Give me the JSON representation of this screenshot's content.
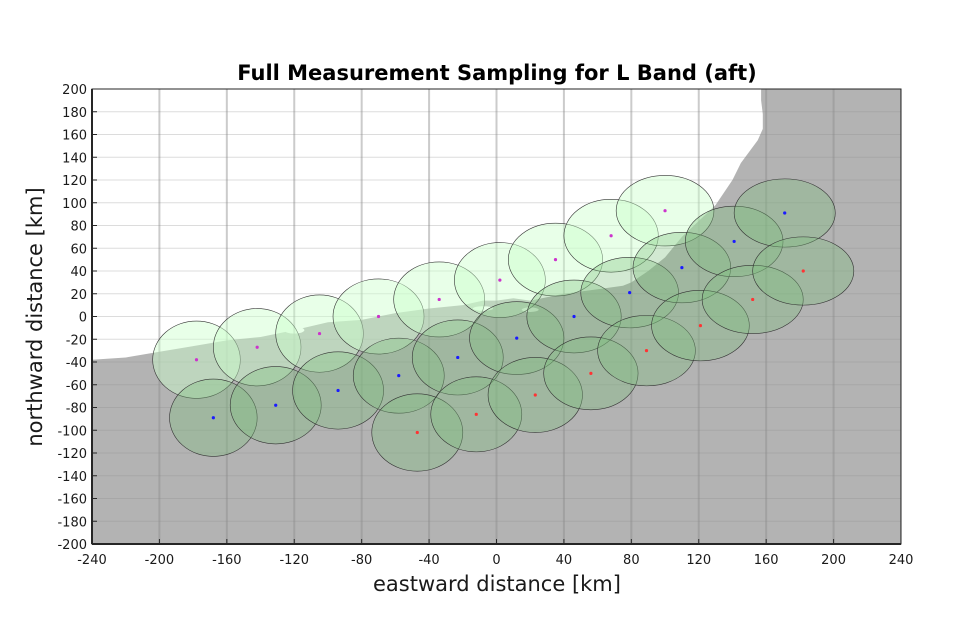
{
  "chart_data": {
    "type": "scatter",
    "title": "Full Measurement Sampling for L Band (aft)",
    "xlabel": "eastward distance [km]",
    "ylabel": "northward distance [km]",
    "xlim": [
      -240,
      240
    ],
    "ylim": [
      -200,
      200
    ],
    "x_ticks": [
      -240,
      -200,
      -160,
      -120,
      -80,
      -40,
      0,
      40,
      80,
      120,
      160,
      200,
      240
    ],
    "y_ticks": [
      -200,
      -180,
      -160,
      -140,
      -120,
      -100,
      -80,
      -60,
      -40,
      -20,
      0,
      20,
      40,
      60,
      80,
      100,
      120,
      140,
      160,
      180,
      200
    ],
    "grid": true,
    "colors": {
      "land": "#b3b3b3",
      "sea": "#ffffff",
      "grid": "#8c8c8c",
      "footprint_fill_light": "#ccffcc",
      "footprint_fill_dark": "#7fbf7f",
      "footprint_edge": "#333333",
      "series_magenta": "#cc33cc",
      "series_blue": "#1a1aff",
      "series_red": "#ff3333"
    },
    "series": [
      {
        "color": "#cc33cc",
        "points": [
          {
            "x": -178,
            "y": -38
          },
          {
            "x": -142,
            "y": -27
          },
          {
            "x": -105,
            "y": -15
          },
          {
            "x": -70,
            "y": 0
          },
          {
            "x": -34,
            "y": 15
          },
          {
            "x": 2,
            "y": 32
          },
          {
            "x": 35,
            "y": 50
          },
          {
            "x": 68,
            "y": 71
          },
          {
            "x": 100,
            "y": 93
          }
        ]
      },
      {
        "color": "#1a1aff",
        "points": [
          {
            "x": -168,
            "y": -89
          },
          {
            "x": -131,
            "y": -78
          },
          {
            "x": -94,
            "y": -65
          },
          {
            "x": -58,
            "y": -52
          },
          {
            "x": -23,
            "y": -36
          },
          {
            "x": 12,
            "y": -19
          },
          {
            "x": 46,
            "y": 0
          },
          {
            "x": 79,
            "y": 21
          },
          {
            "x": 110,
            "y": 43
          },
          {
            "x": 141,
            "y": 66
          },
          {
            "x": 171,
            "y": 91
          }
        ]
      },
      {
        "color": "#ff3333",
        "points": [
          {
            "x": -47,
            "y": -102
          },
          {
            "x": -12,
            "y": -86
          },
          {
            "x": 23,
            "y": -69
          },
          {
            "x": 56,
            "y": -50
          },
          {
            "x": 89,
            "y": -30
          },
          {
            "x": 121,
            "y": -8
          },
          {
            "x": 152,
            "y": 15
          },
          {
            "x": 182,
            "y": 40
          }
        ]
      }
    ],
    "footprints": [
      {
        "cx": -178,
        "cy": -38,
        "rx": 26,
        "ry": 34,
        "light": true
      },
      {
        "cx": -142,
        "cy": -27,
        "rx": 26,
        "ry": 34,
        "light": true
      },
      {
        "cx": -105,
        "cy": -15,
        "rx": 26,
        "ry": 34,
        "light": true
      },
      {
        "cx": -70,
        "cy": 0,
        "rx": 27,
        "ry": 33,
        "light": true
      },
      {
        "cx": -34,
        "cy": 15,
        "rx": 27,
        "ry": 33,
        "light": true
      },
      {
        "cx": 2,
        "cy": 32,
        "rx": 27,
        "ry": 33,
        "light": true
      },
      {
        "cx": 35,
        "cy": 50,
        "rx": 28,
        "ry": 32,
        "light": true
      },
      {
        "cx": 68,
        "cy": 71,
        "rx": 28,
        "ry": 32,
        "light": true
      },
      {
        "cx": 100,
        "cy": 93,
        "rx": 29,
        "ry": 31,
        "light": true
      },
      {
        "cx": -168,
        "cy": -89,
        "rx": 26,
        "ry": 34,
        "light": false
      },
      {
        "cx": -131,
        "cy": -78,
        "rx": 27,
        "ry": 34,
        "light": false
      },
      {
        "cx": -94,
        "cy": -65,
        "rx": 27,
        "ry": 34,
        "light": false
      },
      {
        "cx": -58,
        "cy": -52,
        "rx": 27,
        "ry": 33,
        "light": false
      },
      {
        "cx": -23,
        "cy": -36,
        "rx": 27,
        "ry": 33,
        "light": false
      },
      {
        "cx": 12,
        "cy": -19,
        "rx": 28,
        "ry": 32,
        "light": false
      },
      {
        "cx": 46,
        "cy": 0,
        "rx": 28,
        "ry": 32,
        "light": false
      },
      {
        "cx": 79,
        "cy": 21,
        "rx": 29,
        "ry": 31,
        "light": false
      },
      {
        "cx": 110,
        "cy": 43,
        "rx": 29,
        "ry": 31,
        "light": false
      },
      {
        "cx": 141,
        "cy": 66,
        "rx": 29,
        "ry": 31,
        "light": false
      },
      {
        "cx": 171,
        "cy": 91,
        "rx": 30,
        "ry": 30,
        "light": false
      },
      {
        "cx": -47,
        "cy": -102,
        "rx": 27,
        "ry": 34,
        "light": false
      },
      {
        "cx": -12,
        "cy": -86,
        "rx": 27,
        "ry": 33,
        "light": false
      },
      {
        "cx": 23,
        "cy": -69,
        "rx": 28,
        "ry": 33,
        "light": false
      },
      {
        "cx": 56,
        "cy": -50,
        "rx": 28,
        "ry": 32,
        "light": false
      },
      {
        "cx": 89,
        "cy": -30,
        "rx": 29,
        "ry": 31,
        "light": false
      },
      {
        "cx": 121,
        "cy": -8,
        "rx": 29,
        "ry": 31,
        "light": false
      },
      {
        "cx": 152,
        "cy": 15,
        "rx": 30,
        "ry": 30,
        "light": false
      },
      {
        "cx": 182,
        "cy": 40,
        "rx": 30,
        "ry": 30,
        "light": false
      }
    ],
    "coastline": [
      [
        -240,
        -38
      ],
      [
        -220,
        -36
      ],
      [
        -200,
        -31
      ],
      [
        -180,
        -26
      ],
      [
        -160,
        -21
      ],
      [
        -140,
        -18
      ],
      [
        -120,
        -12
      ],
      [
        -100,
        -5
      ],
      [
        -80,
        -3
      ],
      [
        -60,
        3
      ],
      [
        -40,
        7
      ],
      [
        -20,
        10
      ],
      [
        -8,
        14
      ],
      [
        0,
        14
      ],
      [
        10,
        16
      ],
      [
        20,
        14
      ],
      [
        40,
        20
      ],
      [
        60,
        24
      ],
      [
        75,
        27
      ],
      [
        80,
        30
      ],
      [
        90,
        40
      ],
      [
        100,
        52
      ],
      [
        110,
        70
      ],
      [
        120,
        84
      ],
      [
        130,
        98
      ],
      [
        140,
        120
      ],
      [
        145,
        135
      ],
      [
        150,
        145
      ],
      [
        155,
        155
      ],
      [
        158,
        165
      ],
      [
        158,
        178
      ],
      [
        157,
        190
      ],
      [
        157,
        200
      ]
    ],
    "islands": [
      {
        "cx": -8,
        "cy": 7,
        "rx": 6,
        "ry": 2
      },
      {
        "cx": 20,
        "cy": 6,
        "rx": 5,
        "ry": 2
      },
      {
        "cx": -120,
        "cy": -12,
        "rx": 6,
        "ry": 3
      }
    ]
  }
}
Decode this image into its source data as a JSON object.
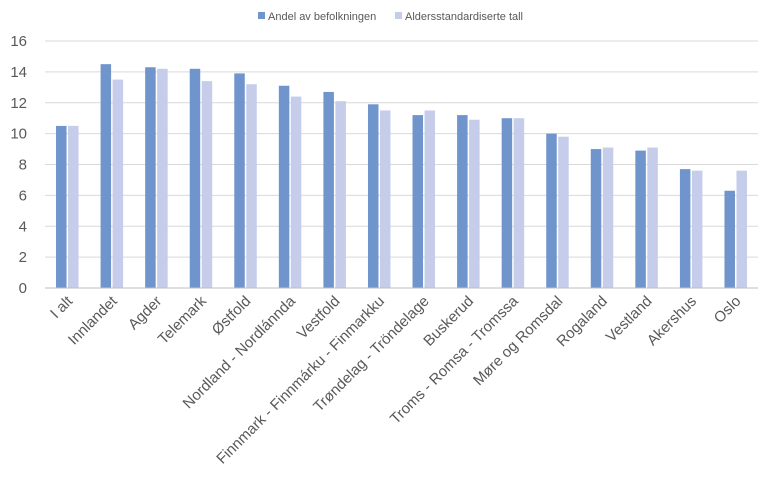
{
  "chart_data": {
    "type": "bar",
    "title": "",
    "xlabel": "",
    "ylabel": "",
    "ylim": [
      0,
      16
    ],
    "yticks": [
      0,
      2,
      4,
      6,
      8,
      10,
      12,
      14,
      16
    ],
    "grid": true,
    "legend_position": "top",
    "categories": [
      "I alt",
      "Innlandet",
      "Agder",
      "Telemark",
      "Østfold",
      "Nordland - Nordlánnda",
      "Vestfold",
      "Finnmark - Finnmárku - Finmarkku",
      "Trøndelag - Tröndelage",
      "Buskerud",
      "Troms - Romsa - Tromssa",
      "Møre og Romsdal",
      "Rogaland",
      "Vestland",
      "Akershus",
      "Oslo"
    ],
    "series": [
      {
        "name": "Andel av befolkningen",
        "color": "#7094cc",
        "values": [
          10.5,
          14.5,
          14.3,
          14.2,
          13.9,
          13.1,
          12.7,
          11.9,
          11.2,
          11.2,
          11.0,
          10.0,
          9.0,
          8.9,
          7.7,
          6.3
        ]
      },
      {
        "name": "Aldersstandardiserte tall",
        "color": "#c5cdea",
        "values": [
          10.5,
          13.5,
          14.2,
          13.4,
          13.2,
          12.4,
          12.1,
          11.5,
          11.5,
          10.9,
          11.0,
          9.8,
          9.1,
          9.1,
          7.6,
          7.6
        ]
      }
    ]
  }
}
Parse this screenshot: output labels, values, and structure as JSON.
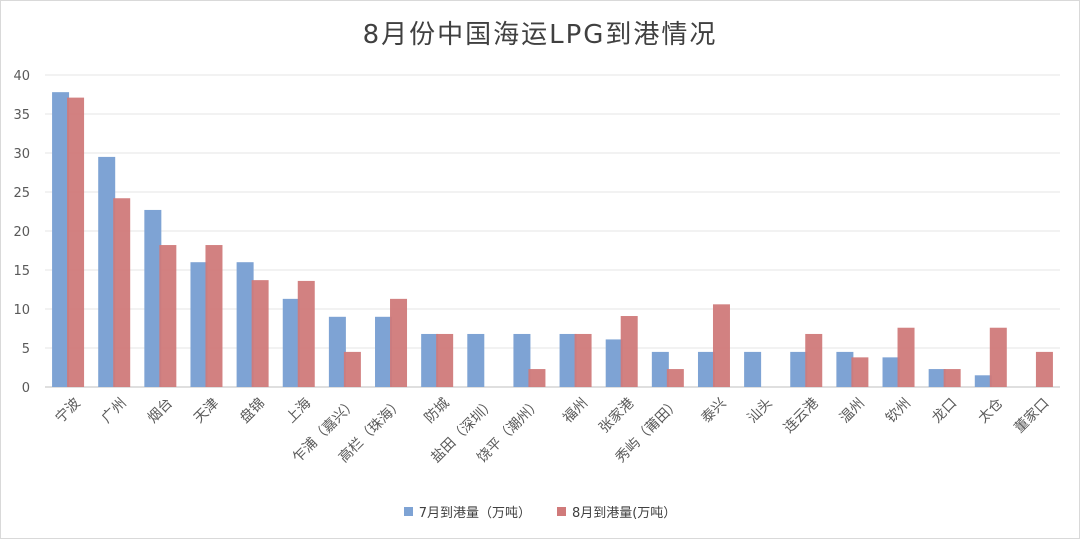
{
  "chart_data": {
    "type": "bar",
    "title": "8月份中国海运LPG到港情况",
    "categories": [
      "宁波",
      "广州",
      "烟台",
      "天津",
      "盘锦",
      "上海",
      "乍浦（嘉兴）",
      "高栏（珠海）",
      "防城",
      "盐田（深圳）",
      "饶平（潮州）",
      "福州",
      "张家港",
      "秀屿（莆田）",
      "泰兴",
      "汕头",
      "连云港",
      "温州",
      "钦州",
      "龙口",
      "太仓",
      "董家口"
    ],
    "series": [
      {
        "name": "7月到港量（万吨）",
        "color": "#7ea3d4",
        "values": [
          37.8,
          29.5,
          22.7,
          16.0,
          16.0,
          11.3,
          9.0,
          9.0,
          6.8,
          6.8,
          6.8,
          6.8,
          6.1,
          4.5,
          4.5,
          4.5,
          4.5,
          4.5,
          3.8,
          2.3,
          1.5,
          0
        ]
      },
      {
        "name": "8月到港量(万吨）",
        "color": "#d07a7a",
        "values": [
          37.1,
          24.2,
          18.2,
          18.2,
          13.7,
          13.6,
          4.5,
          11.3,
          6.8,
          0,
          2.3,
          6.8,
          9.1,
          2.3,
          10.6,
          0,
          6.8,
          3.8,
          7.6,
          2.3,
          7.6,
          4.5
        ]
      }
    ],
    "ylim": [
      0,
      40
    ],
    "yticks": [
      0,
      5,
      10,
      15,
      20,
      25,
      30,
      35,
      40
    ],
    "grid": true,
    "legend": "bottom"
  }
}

═══

→ WRITTEN PROBLEM: Identify all lines in the records above with the word "xlabel".

→ ANSWER FOR THE TASK:
    "xlabel": "eastward distance [km]",
    "xlabel": "",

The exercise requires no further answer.